Task description:
Reproduce the lines below verbatim, starting at the first line and ending at the line that contains "- paragraph-1: La". Include both of those lines.

Entries shown:

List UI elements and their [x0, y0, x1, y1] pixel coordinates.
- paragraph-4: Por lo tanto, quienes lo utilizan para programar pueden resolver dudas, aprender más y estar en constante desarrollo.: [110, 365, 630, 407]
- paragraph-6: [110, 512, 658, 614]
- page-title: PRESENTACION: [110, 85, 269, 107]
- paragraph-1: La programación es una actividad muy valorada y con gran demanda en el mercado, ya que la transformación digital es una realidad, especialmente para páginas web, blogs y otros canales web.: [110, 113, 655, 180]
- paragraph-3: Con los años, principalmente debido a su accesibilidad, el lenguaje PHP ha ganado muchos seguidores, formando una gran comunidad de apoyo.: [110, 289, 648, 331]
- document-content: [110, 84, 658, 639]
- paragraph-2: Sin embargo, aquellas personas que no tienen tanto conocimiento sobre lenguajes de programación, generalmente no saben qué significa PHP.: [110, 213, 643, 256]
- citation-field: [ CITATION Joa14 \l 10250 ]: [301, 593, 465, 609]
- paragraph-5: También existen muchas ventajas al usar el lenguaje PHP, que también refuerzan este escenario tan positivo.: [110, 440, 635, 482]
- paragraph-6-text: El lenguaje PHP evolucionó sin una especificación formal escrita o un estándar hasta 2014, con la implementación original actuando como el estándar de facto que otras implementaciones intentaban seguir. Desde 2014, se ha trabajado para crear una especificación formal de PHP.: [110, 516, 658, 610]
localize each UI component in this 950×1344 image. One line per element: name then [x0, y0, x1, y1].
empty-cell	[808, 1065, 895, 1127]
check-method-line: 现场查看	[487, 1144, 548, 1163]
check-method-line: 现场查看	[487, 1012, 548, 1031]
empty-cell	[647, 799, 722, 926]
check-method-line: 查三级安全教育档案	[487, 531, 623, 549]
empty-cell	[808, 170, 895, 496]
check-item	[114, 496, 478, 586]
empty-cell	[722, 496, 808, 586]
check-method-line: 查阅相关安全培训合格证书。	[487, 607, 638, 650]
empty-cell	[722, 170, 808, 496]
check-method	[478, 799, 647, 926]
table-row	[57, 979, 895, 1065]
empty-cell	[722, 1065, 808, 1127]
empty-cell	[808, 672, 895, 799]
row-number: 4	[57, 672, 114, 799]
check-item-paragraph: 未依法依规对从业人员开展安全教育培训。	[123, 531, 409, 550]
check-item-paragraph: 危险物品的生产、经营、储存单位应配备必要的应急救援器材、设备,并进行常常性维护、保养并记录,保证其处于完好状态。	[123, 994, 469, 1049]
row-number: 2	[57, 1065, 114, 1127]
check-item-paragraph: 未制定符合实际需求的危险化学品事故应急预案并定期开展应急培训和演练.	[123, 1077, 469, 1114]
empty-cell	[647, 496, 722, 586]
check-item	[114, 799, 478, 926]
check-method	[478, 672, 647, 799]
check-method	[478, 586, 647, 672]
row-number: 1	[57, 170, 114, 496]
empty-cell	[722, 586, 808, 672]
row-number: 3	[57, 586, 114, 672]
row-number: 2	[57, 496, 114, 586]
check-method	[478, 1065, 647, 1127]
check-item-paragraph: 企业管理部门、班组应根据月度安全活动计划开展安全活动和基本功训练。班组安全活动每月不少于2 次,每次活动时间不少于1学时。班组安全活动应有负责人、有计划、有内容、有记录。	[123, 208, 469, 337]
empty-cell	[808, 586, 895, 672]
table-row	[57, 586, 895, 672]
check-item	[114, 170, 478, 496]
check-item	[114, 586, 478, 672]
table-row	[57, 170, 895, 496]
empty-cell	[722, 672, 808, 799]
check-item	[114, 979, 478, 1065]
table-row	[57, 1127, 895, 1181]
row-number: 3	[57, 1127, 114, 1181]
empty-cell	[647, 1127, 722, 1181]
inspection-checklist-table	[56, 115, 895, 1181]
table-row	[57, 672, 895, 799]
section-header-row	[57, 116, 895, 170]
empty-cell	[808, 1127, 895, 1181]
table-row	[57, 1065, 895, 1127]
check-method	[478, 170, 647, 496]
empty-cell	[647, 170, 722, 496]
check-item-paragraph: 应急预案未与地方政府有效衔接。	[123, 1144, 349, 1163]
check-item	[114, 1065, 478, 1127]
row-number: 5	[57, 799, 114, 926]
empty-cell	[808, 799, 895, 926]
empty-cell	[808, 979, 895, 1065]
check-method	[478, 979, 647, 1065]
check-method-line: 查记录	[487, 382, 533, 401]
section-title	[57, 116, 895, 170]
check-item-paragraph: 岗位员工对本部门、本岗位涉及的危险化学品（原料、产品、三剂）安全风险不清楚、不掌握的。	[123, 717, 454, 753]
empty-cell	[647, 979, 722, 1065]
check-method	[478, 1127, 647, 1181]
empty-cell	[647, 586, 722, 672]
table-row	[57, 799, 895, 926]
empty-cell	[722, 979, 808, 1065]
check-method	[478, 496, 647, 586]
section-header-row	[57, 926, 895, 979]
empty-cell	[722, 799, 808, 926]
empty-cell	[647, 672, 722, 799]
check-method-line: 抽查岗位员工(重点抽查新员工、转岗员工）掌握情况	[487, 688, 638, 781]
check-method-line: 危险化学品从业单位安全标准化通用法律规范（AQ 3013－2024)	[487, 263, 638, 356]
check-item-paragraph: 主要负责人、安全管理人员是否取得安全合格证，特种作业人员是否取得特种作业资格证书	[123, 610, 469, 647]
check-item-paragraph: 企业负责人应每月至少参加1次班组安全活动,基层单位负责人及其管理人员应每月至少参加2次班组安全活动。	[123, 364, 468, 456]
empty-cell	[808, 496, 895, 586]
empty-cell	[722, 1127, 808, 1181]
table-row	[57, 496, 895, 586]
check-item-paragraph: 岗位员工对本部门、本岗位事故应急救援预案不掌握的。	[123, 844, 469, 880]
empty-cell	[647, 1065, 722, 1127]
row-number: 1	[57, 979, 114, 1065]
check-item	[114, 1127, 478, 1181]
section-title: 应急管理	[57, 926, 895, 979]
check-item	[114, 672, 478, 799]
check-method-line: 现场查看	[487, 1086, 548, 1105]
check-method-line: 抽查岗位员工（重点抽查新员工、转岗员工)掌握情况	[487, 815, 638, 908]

The answer:
List UI elements and their [x0, y0, x1, y1] pixel coordinates.
- paragraph-4: Por lo tanto, quienes lo utilizan para programar pueden resolver dudas, aprender más y estar en constante desarrollo.: [110, 365, 630, 407]
- paragraph-6: [110, 512, 658, 614]
- page-title: PRESENTACION: [110, 85, 269, 107]
- paragraph-1: La programación es una actividad muy valorada y con gran demanda en el mercado, ya que la transformación digital es una realidad, especialmente para páginas web, blogs y otros canales web.: [110, 113, 655, 180]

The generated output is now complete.